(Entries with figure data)
☆ ☆ ☆ ☆ ☆ ☆ ☆
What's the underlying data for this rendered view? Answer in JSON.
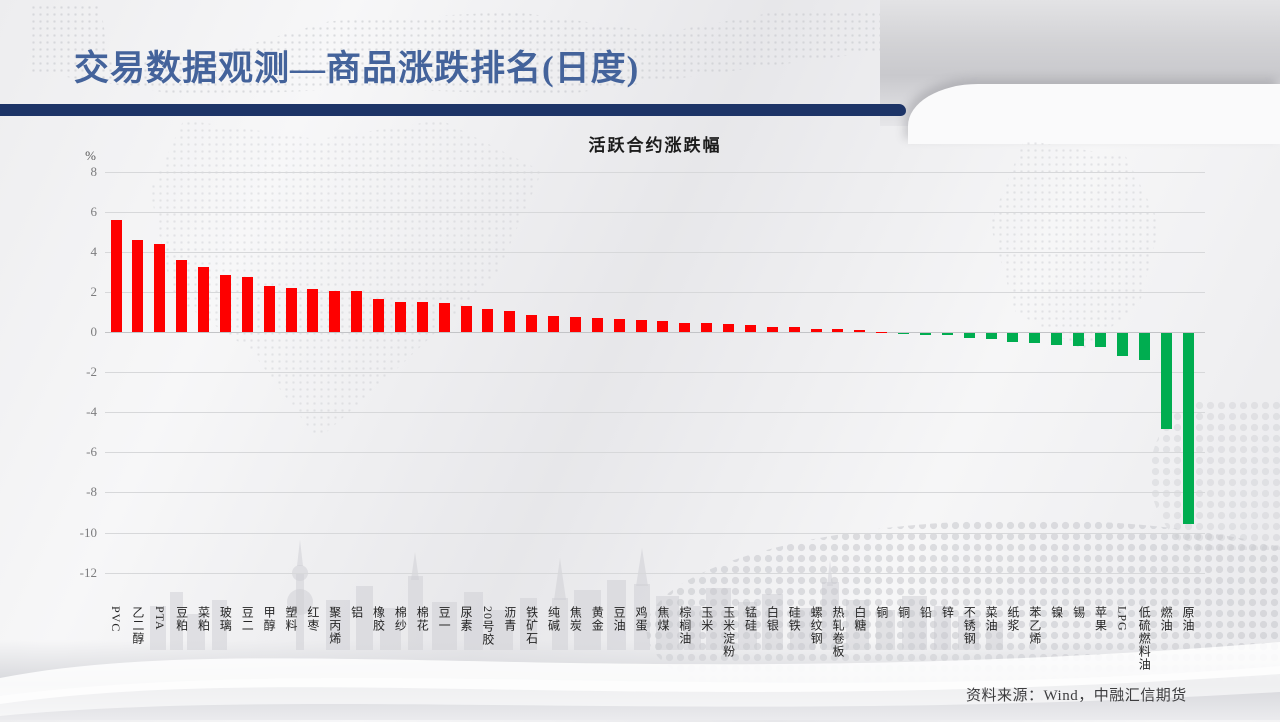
{
  "page": {
    "title": "交易数据观测—商品涨跌排名(日度)",
    "source": "资料来源：Wind，中融汇信期货"
  },
  "chart_data": {
    "type": "bar",
    "title": "活跃合约涨跌幅",
    "unit_label": "%",
    "ylabel": "%",
    "ylim": [
      -12,
      8
    ],
    "yticks": [
      8,
      6,
      4,
      2,
      0,
      -2,
      -4,
      -6,
      -8,
      -10,
      -12
    ],
    "grid": true,
    "legend": "none",
    "positive_color": "#FE0000",
    "negative_color": "#00AD50",
    "categories": [
      "PVC",
      "乙二醇",
      "PTA",
      "豆粕",
      "菜粕",
      "玻璃",
      "豆二",
      "甲醇",
      "塑料",
      "红枣",
      "聚丙烯",
      "铝",
      "橡胶",
      "棉纱",
      "棉花",
      "豆一",
      "尿素",
      "20号胶",
      "沥青",
      "铁矿石",
      "纯碱",
      "焦炭",
      "黄金",
      "豆油",
      "鸡蛋",
      "焦煤",
      "棕榈油",
      "玉米",
      "玉米淀粉",
      "锰硅",
      "白银",
      "硅铁",
      "螺纹钢",
      "热轧卷板",
      "白糖",
      "铜",
      "铜",
      "铅",
      "锌",
      "不锈钢",
      "菜油",
      "纸浆",
      "苯乙烯",
      "镍",
      "锡",
      "苹果",
      "LPG",
      "低硫燃料油",
      "燃油",
      "原油"
    ],
    "values": [
      5.6,
      4.58,
      4.38,
      3.58,
      3.22,
      2.85,
      2.75,
      2.28,
      2.2,
      2.12,
      2.06,
      2.02,
      1.67,
      1.5,
      1.48,
      1.45,
      1.3,
      1.14,
      1.05,
      0.86,
      0.8,
      0.74,
      0.71,
      0.66,
      0.62,
      0.56,
      0.47,
      0.43,
      0.4,
      0.33,
      0.27,
      0.23,
      0.17,
      0.14,
      0.12,
      0.01,
      -0.01,
      -0.08,
      -0.1,
      -0.23,
      -0.3,
      -0.43,
      -0.5,
      -0.58,
      -0.64,
      -0.7,
      -1.15,
      -1.35,
      -4.8,
      -9.53
    ]
  }
}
☆ ☆ ☆ ☆ ☆ ☆ ☆
** Written instruction **
Every record is to be reproduced exactly, with no pictures included.

** Task solution **
What's the underlying data for this rendered view? Answer in JSON.
{
  "page": {
    "title": "交易数据观测—商品涨跌排名(日度)",
    "source": "资料来源：Wind，中融汇信期货"
  },
  "chart_data": {
    "type": "bar",
    "title": "活跃合约涨跌幅",
    "unit_label": "%",
    "ylabel": "%",
    "ylim": [
      -12,
      8
    ],
    "yticks": [
      8,
      6,
      4,
      2,
      0,
      -2,
      -4,
      -6,
      -8,
      -10,
      -12
    ],
    "grid": true,
    "legend": "none",
    "positive_color": "#FE0000",
    "negative_color": "#00AD50",
    "categories": [
      "PVC",
      "乙二醇",
      "PTA",
      "豆粕",
      "菜粕",
      "玻璃",
      "豆二",
      "甲醇",
      "塑料",
      "红枣",
      "聚丙烯",
      "铝",
      "橡胶",
      "棉纱",
      "棉花",
      "豆一",
      "尿素",
      "20号胶",
      "沥青",
      "铁矿石",
      "纯碱",
      "焦炭",
      "黄金",
      "豆油",
      "鸡蛋",
      "焦煤",
      "棕榈油",
      "玉米",
      "玉米淀粉",
      "锰硅",
      "白银",
      "硅铁",
      "螺纹钢",
      "热轧卷板",
      "白糖",
      "铜",
      "铜",
      "铅",
      "锌",
      "不锈钢",
      "菜油",
      "纸浆",
      "苯乙烯",
      "镍",
      "锡",
      "苹果",
      "LPG",
      "低硫燃料油",
      "燃油",
      "原油"
    ],
    "values": [
      5.6,
      4.58,
      4.38,
      3.58,
      3.22,
      2.85,
      2.75,
      2.28,
      2.2,
      2.12,
      2.06,
      2.02,
      1.67,
      1.5,
      1.48,
      1.45,
      1.3,
      1.14,
      1.05,
      0.86,
      0.8,
      0.74,
      0.71,
      0.66,
      0.62,
      0.56,
      0.47,
      0.43,
      0.4,
      0.33,
      0.27,
      0.23,
      0.17,
      0.14,
      0.12,
      0.01,
      -0.01,
      -0.08,
      -0.1,
      -0.23,
      -0.3,
      -0.43,
      -0.5,
      -0.58,
      -0.64,
      -0.7,
      -1.15,
      -1.35,
      -4.8,
      -9.53
    ]
  }
}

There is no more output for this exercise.